» Required work
Provide the data again in its entirety, exactly as given.

» Records provided

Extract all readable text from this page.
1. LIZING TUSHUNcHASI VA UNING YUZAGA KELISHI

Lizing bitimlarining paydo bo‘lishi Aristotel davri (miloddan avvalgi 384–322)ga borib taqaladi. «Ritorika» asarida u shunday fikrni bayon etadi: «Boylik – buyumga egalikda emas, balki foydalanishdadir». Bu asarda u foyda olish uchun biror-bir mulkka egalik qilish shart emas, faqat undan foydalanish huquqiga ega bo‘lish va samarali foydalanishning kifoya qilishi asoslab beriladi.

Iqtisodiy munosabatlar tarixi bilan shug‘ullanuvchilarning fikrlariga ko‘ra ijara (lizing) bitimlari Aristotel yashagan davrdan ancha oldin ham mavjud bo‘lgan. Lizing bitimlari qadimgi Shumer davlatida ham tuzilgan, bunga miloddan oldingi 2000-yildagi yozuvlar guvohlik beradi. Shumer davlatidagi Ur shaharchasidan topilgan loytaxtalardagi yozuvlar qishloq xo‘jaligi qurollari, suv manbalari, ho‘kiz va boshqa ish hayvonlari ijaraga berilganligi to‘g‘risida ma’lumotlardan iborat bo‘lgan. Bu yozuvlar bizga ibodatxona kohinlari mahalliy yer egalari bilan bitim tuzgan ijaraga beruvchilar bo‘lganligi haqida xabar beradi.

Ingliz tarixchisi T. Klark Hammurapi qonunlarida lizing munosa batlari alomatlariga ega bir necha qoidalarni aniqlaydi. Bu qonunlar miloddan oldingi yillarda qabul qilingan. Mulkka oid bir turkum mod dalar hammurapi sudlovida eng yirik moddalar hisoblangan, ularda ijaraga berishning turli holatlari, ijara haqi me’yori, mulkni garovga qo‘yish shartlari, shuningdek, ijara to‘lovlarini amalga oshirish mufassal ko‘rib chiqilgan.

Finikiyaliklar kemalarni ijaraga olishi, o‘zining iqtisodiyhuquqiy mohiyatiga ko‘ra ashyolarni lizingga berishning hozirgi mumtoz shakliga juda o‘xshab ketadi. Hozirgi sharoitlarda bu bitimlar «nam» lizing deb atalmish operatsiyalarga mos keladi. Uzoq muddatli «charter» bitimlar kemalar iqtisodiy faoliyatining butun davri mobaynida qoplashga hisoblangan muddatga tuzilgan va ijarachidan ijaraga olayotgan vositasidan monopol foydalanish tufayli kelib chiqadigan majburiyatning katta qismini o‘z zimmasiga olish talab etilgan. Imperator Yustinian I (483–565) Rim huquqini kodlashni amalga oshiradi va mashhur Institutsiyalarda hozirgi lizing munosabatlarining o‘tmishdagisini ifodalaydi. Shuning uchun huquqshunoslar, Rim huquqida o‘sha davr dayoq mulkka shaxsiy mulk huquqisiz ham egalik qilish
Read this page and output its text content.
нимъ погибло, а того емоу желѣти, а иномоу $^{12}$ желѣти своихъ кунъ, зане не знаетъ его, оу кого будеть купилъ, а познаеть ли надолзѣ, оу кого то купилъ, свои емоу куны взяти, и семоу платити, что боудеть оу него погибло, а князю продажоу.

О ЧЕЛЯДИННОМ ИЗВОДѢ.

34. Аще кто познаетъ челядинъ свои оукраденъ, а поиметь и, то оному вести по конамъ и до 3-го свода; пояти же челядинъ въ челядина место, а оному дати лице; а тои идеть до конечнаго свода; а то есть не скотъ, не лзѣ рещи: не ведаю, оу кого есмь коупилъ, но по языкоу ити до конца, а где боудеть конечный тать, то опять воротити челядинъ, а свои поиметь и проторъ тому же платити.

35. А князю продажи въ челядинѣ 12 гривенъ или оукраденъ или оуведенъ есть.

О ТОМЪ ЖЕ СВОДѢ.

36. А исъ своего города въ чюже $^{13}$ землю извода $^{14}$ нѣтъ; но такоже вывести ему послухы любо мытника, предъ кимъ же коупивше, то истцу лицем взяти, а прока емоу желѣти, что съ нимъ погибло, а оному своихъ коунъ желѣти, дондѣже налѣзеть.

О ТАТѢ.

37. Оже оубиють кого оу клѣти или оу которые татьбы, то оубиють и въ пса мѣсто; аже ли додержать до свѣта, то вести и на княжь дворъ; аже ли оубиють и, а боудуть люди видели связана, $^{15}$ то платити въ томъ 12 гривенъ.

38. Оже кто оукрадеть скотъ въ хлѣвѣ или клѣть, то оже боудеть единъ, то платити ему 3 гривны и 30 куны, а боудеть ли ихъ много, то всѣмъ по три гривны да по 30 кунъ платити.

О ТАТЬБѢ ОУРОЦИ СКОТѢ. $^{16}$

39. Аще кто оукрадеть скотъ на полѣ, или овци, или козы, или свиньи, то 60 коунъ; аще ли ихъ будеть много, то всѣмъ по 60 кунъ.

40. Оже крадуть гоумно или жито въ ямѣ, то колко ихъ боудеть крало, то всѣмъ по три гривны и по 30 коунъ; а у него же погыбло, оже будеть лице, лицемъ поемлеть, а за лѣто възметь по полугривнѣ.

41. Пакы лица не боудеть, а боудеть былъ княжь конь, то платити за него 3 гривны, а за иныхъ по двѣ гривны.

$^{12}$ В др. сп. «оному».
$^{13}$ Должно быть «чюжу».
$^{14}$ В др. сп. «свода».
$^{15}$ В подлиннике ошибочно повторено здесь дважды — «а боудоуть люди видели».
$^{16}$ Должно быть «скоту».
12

» Answer for this exercise
Extract all readable text from this page.
1. LIZING TUSHUNcHASI VA UNING YUZAGA KELISHI

Lizing bitimlarining paydo bo‘lishi Aristotel davri (miloddan avvalgi 384–322)ga borib taqaladi. «Ritorika» asarida u shunday fikrni bayon etadi: «Boylik – buyumga egalikda emas, balki foydalanishdadir». Bu asarda u foyda olish uchun biror-bir mulkka egalik qilish shart emas, faqat undan foydalanish huquqiga ega bo‘lish va samarali foydalanishning kifoya qilishi asoslab beriladi.

Iqtisodiy munosabatlar tarixi bilan shug‘ullanuvchilarning fikrlariga ko‘ra ijara (lizing) bitimlari Aristotel yashagan davrdan ancha oldin ham mavjud bo‘lgan. Lizing bitimlari qadimgi Shumer davlatida ham tuzilgan, bunga miloddan oldingi 2000-yildagi yozuvlar guvohlik beradi. Shumer davlatidagi Ur shaharchasidan topilgan loytaxtalardagi yozuvlar qishloq xo‘jaligi qurollari, suv manbalari, ho‘kiz va boshqa ish hayvonlari ijaraga berilganligi to‘g‘risida ma’lumotlardan iborat bo‘lgan. Bu yozuvlar bizga ibodatxona kohinlari mahalliy yer egalari bilan bitim tuzgan ijaraga beruvchilar bo‘lganligi haqida xabar beradi.

Ingliz tarixchisi T. Klark Hammurapi qonunlarida lizing munosa batlari alomatlariga ega bir necha qoidalarni aniqlaydi. Bu qonunlar miloddan oldingi yillarda qabul qilingan. Mulkka oid bir turkum mod dalar hammurapi sudlovida eng yirik moddalar hisoblangan, ularda ijaraga berishning turli holatlari, ijara haqi me’yori, mulkni garovga qo‘yish shartlari, shuningdek, ijara to‘lovlarini amalga oshirish mufassal ko‘rib chiqilgan.

Finikiyaliklar kemalarni ijaraga olishi, o‘zining iqtisodiyhuquqiy mohiyatiga ko‘ra ashyolarni lizingga berishning hozirgi mumtoz shakliga juda o‘xshab ketadi. Hozirgi sharoitlarda bu bitimlar «nam» lizing deb atalmish operatsiyalarga mos keladi. Uzoq muddatli «charter» bitimlar kemalar iqtisodiy faoliyatining butun davri mobaynida qoplashga hisoblangan muddatga tuzilgan va ijarachidan ijaraga olayotgan vositasidan monopol foydalanish tufayli kelib chiqadigan majburiyatning katta qismini o‘z zimmasiga olish talab etilgan. Imperator Yustinian I (483–565) Rim huquqini kodlashni amalga oshiradi va mashhur Institutsiyalarda hozirgi lizing munosabatlarining o‘tmishdagisini ifodalaydi. Shuning uchun huquqshunoslar, Rim huquqida o‘sha davr dayoq mulkka shaxsiy mulk huquqisiz ham egalik qilish
Read this page and output its text content.
нимъ погибло, а того емоу желѣти, а иномоу $^{12}$ желѣти своихъ кунъ, зане не знаетъ его, оу кого будеть купилъ, а познаеть ли надолзѣ, оу кого то купилъ, свои емоу куны взяти, и семоу платити, что боудеть оу него погибло, а князю продажоу.

О ЧЕЛЯДИННОМ ИЗВОДѢ.

34. Аще кто познаетъ челядинъ свои оукраденъ, а поиметь и, то оному вести по конамъ и до 3-го свода; пояти же челядинъ въ челядина место, а оному дати лице; а тои идеть до конечнаго свода; а то есть не скотъ, не лзѣ рещи: не ведаю, оу кого есмь коупилъ, но по языкоу ити до конца, а где боудеть конечный тать, то опять воротити челядинъ, а свои поиметь и проторъ тому же платити.

35. А князю продажи въ челядинѣ 12 гривенъ или оукраденъ или оуведенъ есть.

О ТОМЪ ЖЕ СВОДѢ.

36. А исъ своего города въ чюже $^{13}$ землю извода $^{14}$ нѣтъ; но такоже вывести ему послухы любо мытника, предъ кимъ же коупивше, то истцу лицем взяти, а прока емоу желѣти, что съ нимъ погибло, а оному своихъ коунъ желѣти, дондѣже налѣзеть.

О ТАТѢ.

37. Оже оубиють кого оу клѣти или оу которые татьбы, то оубиють и въ пса мѣсто; аже ли додержать до свѣта, то вести и на княжь дворъ; аже ли оубиють и, а боудуть люди видели связана, $^{15}$ то платити въ томъ 12 гривенъ.

38. Оже кто оукрадеть скотъ въ хлѣвѣ или клѣть, то оже боудеть единъ, то платити ему 3 гривны и 30 куны, а боудеть ли ихъ много, то всѣмъ по три гривны да по 30 кунъ платити.

О ТАТЬБѢ ОУРОЦИ СКОТѢ. $^{16}$

39. Аще кто оукрадеть скотъ на полѣ, или овци, или козы, или свиньи, то 60 коунъ; аще ли ихъ будеть много, то всѣмъ по 60 кунъ.

40. Оже крадуть гоумно или жито въ ямѣ, то колко ихъ боудеть крало, то всѣмъ по три гривны и по 30 коунъ; а у него же погыбло, оже будеть лице, лицемъ поемлеть, а за лѣто възметь по полугривнѣ.

41. Пакы лица не боудеть, а боудеть былъ княжь конь, то платити за него 3 гривны, а за иныхъ по двѣ гривны.

$^{12}$ В др. сп. «оному».
$^{13}$ Должно быть «чюжу».
$^{14}$ В др. сп. «свода».
$^{15}$ В подлиннике ошибочно повторено здесь дважды — «а боудоуть люди видели».
$^{16}$ Должно быть «скоту».
12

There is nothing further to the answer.